**DIRECTION:**
Every record should be written out exactly, with the pictures left out.
---------- DATA SUPPLIED ----------
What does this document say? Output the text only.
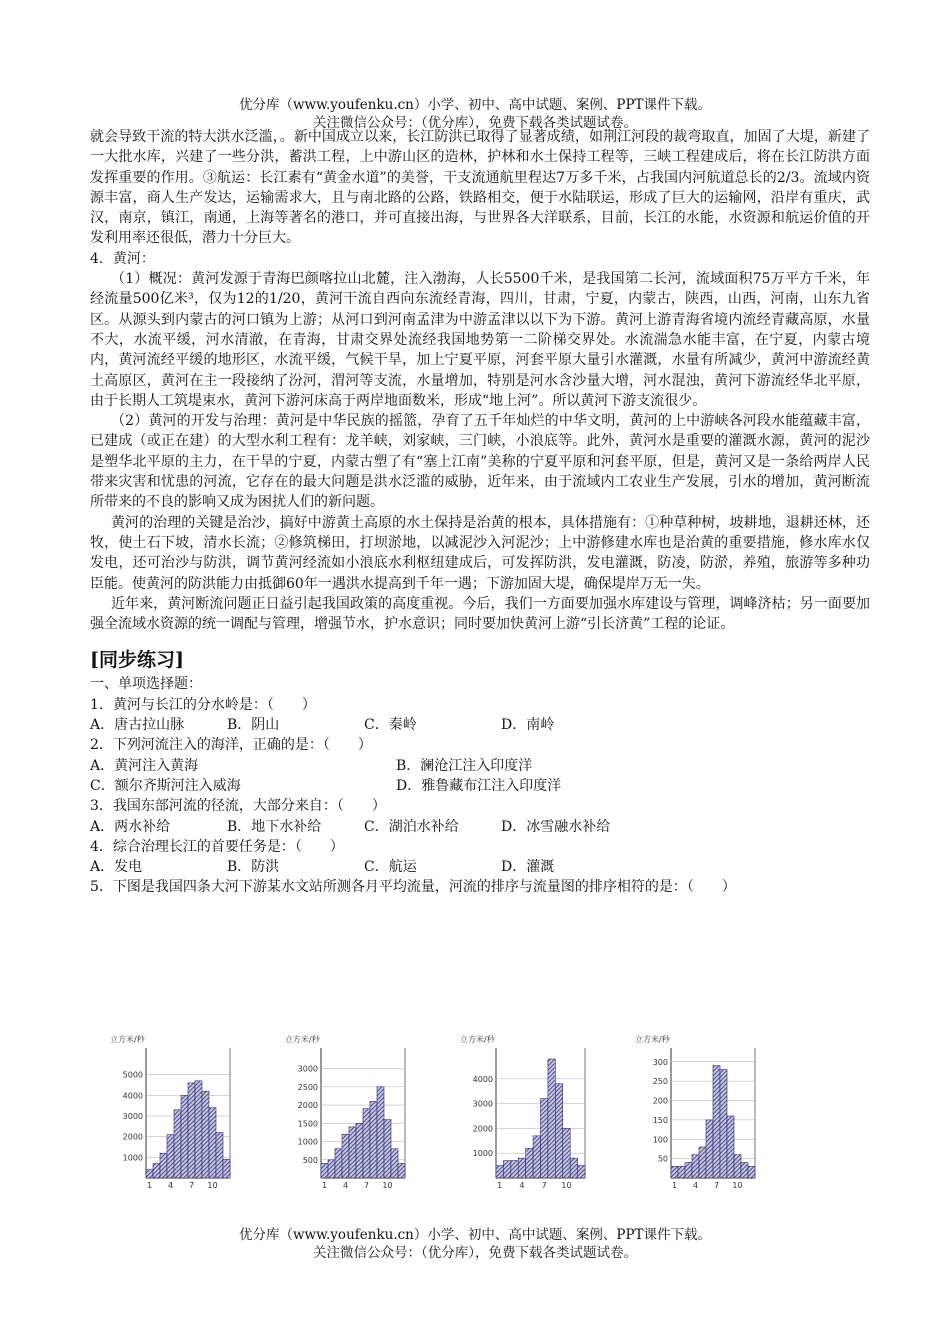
优分库（www.youfenku.cn）小学、初中、高中试题、案例、PPT课件下载。
关注微信公众号：（优分库），免费下载各类试题试卷。

就会导致干流的特大洪水泛滥，。新中国成立以来，长江防洪已取得了显著成绩，如荆江河段的裁弯取直，加固了大堤，新建了一大批水库，兴建了一些分洪，蓄洪工程，上中游山区的造林，护林和水土保持工程等，三峡工程建成后，将在长江防洪方面发挥重要的作用。③航运：长江素有“黄金水道”的美誉，干支流通航里程达7万多千米，占我国内河航道总长的2/3。流域内资源丰富，商人生产发达，运输需求大，且与南北路的公路，铁路相交，便于水陆联运，形成了巨大的运输网，沿岸有重庆，武汉，南京，镇江，南通，上海等著名的港口，并可直接出海，与世界各大洋联系，目前，长江的水能，水资源和航运价值的开发利用率还很低，潜力十分巨大。

4．黄河：

（1）概况：黄河发源于青海巴颜喀拉山北麓，注入渤海，人长5500千米，是我国第二长河，流域面积75万平方千米，年经流量500亿米³，仅为12的1/20，黄河干流自西向东流经青海，四川，甘肃，宁夏，内蒙古，陕西，山西，河南，山东九省区。从源头到内蒙古的河口镇为上游；从河口到河南孟津为中游孟津以以下为下游。黄河上游青海省境内流经青藏高原，水量不大，水流平缓，河水清澈，在青海，甘肃交界处流经我国地势第一二阶梯交界处。水流湍急水能丰富，在宁夏，内蒙古境内，黄河流经平缓的地形区，水流平缓，气候干旱，加上宁夏平原，河套平原大量引水灌溉，水量有所减少，黄河中游流经黄土高原区，黄河在主一段接纳了汾河，渭河等支流，水量增加，特别是河水含沙量大增，河水混浊，黄河下游流经华北平原，由于长期人工筑堤束水，黄河下游河床高于两岸地面数米，形成“地上河”。所以黄河下游支流很少。

（2）黄河的开发与治理：黄河是中华民族的摇篮，孕育了五千年灿烂的中华文明，黄河的上中游峡各河段水能蕴藏丰富，已建成（或正在建）的大型水利工程有：龙羊峡，刘家峡，三门峡，小浪底等。此外，黄河水是重要的灌溉水源，黄河的泥沙是塑华北平原的主力，在干旱的宁夏，内蒙古塑了有“塞上江南”美称的宁夏平原和河套平原，但是，黄河又是一条给两岸人民带来灾害和忧患的河流，它存在的最大问题是洪水泛滥的威胁，近年来，由于流域内工农业生产发展，引水的增加，黄河断流所带来的不良的影响又成为困扰人们的新问题。

黄河的治理的关键是治沙，搞好中游黄土高原的水土保持是治黄的根本，具体措施有：①种草种树，坡耕地，退耕还林，还牧，使土石下坡，清水长流；②修筑梯田，打坝淤地，以减泥沙入河泥沙；上中游修建水库也是治黄的重要措施，修水库水仅发电，还可治沙与防洪，调节黄河经流如小浪底水利枢纽建成后，可发挥防洪，发电灌溉，防凌，防淤，养殖，旅游等多种功臣能。使黄河的防洪能力由抵御60年一遇洪水提高到千年一遇；下游加固大堤，确保堤岸万无一失。

近年来，黄河断流问题正日益引起我国政策的高度重视。今后，我们一方面要加强水库建设与管理，调峰济枯；另一面要加强全流域水资源的统一调配与管理，增强节水，护水意识；同时要加快黄河上游“引长济黄”工程的论证。

[同步练习]

一、单项选择题：

1．黄河与长江的分水岭是：（　　）

A．唐古拉山脉	B．阴山	C．秦岭	D．南岭

2．下列河流注入的海洋，正确的是：（　　）

A．黄河注入黄海	B．澜沧江注入印度洋
C．额尔齐斯河注入威海	D．雅鲁藏布江注入印度洋

3．我国东部河流的径流，大部分来自：（　　）

A．两水补给	B．地下水补给	C．湖泊水补给	D．冰雪融水补给

4．综合治理长江的首要任务是：（　　）

A．发电	B．防洪	C．航运	D．灌溉

5．下图是我国四条大河下游某水文站所测各月平均流量，河流的排序与流量图的排序相符的是：（　　）

立方米/秒
1000
2000
3000
4000
5000
1 4 7 10
立方米/秒
500
1000
1500
2000
2500
3000
1 4 7 10
立方米/秒
1000
2000
3000
4000
1 4 7 10
立方米/秒
50
100
150
200
250
300
1 4 7 10
优分库（www.youfenku.cn）小学、初中、高中试题、案例、PPT课件下载。
关注微信公众号：（优分库），免费下载各类试题试卷。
----------
**RESULT FOR THIS EXERCISE:**
What does this document say? Output the text only.
优分库（www.youfenku.cn）小学、初中、高中试题、案例、PPT课件下载。
关注微信公众号：（优分库），免费下载各类试题试卷。

就会导致干流的特大洪水泛滥，。新中国成立以来，长江防洪已取得了显著成绩，如荆江河段的裁弯取直，加固了大堤，新建了一大批水库，兴建了一些分洪，蓄洪工程，上中游山区的造林，护林和水土保持工程等，三峡工程建成后，将在长江防洪方面发挥重要的作用。③航运：长江素有“黄金水道”的美誉，干支流通航里程达7万多千米，占我国内河航道总长的2/3。流域内资源丰富，商人生产发达，运输需求大，且与南北路的公路，铁路相交，便于水陆联运，形成了巨大的运输网，沿岸有重庆，武汉，南京，镇江，南通，上海等著名的港口，并可直接出海，与世界各大洋联系，目前，长江的水能，水资源和航运价值的开发利用率还很低，潜力十分巨大。

4．黄河：

（1）概况：黄河发源于青海巴颜喀拉山北麓，注入渤海，人长5500千米，是我国第二长河，流域面积75万平方千米，年经流量500亿米³，仅为12的1/20，黄河干流自西向东流经青海，四川，甘肃，宁夏，内蒙古，陕西，山西，河南，山东九省区。从源头到内蒙古的河口镇为上游；从河口到河南孟津为中游孟津以以下为下游。黄河上游青海省境内流经青藏高原，水量不大，水流平缓，河水清澈，在青海，甘肃交界处流经我国地势第一二阶梯交界处。水流湍急水能丰富，在宁夏，内蒙古境内，黄河流经平缓的地形区，水流平缓，气候干旱，加上宁夏平原，河套平原大量引水灌溉，水量有所减少，黄河中游流经黄土高原区，黄河在主一段接纳了汾河，渭河等支流，水量增加，特别是河水含沙量大增，河水混浊，黄河下游流经华北平原，由于长期人工筑堤束水，黄河下游河床高于两岸地面数米，形成“地上河”。所以黄河下游支流很少。

（2）黄河的开发与治理：黄河是中华民族的摇篮，孕育了五千年灿烂的中华文明，黄河的上中游峡各河段水能蕴藏丰富，已建成（或正在建）的大型水利工程有：龙羊峡，刘家峡，三门峡，小浪底等。此外，黄河水是重要的灌溉水源，黄河的泥沙是塑华北平原的主力，在干旱的宁夏，内蒙古塑了有“塞上江南”美称的宁夏平原和河套平原，但是，黄河又是一条给两岸人民带来灾害和忧患的河流，它存在的最大问题是洪水泛滥的威胁，近年来，由于流域内工农业生产发展，引水的增加，黄河断流所带来的不良的影响又成为困扰人们的新问题。

黄河的治理的关键是治沙，搞好中游黄土高原的水土保持是治黄的根本，具体措施有：①种草种树，坡耕地，退耕还林，还牧，使土石下坡，清水长流；②修筑梯田，打坝淤地，以减泥沙入河泥沙；上中游修建水库也是治黄的重要措施，修水库水仅发电，还可治沙与防洪，调节黄河经流如小浪底水利枢纽建成后，可发挥防洪，发电灌溉，防凌，防淤，养殖，旅游等多种功臣能。使黄河的防洪能力由抵御60年一遇洪水提高到千年一遇；下游加固大堤，确保堤岸万无一失。

近年来，黄河断流问题正日益引起我国政策的高度重视。今后，我们一方面要加强水库建设与管理，调峰济枯；另一面要加强全流域水资源的统一调配与管理，增强节水，护水意识；同时要加快黄河上游“引长济黄”工程的论证。

[同步练习]

一、单项选择题：

1．黄河与长江的分水岭是：（　　）

A．唐古拉山脉	B．阴山	C．秦岭	D．南岭

2．下列河流注入的海洋，正确的是：（　　）

A．黄河注入黄海	B．澜沧江注入印度洋
C．额尔齐斯河注入威海	D．雅鲁藏布江注入印度洋

3．我国东部河流的径流，大部分来自：（　　）

A．两水补给	B．地下水补给	C．湖泊水补给	D．冰雪融水补给

4．综合治理长江的首要任务是：（　　）

A．发电	B．防洪	C．航运	D．灌溉

5．下图是我国四条大河下游某水文站所测各月平均流量，河流的排序与流量图的排序相符的是：（　　）

立方米/秒
1000
2000
3000
4000
5000
1 4 7 10
立方米/秒
500
1000
1500
2000
2500
3000
1 4 7 10
立方米/秒
1000
2000
3000
4000
1 4 7 10
立方米/秒
50
100
150
200
250
300
1 4 7 10
优分库（www.youfenku.cn）小学、初中、高中试题、案例、PPT课件下载。
关注微信公众号：（优分库），免费下载各类试题试卷。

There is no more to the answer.